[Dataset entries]
━━━━━━━━━━━━━━━━━━━━━━━━━━━━━━
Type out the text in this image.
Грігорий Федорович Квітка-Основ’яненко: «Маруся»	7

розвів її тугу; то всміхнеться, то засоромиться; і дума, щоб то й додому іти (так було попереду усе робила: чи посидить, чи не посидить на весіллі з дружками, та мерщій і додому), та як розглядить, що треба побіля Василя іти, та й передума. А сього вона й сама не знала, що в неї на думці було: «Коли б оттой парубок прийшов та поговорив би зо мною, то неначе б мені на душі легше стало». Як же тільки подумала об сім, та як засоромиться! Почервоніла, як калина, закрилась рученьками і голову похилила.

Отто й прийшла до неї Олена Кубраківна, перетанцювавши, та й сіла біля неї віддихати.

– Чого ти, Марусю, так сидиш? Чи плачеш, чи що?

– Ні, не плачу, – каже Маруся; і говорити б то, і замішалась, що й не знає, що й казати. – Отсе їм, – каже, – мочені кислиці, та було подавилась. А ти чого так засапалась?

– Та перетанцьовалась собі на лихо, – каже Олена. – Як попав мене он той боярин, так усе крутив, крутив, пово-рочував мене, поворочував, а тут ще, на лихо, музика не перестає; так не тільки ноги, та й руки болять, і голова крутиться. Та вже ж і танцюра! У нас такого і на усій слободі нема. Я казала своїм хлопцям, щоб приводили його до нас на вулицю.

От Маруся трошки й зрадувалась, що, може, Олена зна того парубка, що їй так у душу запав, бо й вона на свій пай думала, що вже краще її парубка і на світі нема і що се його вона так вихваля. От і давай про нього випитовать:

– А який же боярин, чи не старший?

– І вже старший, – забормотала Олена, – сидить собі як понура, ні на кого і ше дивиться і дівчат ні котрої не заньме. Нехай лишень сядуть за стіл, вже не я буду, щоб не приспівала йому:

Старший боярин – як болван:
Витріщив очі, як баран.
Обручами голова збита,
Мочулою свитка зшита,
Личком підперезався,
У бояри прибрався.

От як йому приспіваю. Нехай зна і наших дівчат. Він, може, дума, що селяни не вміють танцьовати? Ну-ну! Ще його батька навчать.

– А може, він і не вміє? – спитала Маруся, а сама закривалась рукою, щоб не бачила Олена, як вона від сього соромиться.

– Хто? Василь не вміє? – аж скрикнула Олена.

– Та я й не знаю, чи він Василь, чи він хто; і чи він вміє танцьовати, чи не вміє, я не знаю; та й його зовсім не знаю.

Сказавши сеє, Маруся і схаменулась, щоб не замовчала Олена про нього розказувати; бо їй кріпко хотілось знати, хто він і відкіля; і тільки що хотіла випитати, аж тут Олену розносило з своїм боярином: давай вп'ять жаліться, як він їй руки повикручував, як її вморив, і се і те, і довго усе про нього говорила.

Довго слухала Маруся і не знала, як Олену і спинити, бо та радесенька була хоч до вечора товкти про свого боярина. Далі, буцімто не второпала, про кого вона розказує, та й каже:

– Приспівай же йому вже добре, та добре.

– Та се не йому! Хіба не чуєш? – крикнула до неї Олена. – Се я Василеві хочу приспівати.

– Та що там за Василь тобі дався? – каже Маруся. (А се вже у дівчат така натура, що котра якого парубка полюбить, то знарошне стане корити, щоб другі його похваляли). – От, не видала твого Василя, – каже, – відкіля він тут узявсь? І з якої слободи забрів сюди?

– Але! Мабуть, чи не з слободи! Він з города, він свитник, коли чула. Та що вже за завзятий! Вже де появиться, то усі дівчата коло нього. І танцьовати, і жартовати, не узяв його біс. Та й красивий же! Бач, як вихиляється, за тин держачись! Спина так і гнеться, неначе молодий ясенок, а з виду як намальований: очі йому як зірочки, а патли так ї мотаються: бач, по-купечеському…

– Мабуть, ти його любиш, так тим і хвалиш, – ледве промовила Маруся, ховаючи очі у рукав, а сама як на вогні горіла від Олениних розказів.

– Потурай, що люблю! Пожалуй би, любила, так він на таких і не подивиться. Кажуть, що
━━━━━━━━━━━━━━━━━━━━━━━━━━━━━━
*Exercise instructions:*
Copy every line that includes the string "його" from the material above.

*Result for this exercise:*
– Та перетанцьовалась собі на лихо, – каже Олена. – Як попав мене он той боярин, так усе крутив, крутив, пово-рочував мене, поворочував, а тут ще, на лихо, музика не перестає; так не тільки ноги, та й руки болять, і голова крутиться. Та вже ж і танцюра! У нас такого і на усій слободі нема. Я казала своїм хлопцям, щоб приводили його до нас на вулицю.
От Маруся трошки й зрадувалась, що, може, Олена зна того парубка, що їй так у душу запав, бо й вона на свій пай думала, що вже краще її парубка і на світі нема і що се його вона так вихваля. От і давай про нього випитовать:
От як йому приспіваю. Нехай зна і наших дівчат. Він, може, дума, що селяни не вміють танцьовати? Ну-ну! Ще його батька навчать.
– Та я й не знаю, чи він Василь, чи він хто; і чи він вміє танцьовати, чи не вміє, я не знаю; та й його зовсім не знаю.
– Та що там за Василь тобі дався? – каже Маруся. (А се вже у дівчат така натура, що котра якого парубка полюбить, то знарошне стане корити, щоб другі його похваляли). – От, не видала твого Василя, – каже, – відкіля він тут узявсь? І з якої слободи забрів сюди?
– Але! Мабуть, чи не з слободи! Він з города, він свитник, коли чула. Та що вже за завзятий! Вже де появиться, то усі дівчата коло нього. І танцьовати, і жартовати, не узяв його біс. Та й красивий же! Бач, як вихиляється, за тин держачись! Спина так і гнеться, неначе молодий ясенок, а з виду як намальований: очі йому як зірочки, а патли так ї мотаються: бач, по-купечеському…
– Мабуть, ти його любиш, так тим і хвалиш, – ледве промовила Маруся, ховаючи очі у рукав, а сама як на вогні горіла від Олениних розказів.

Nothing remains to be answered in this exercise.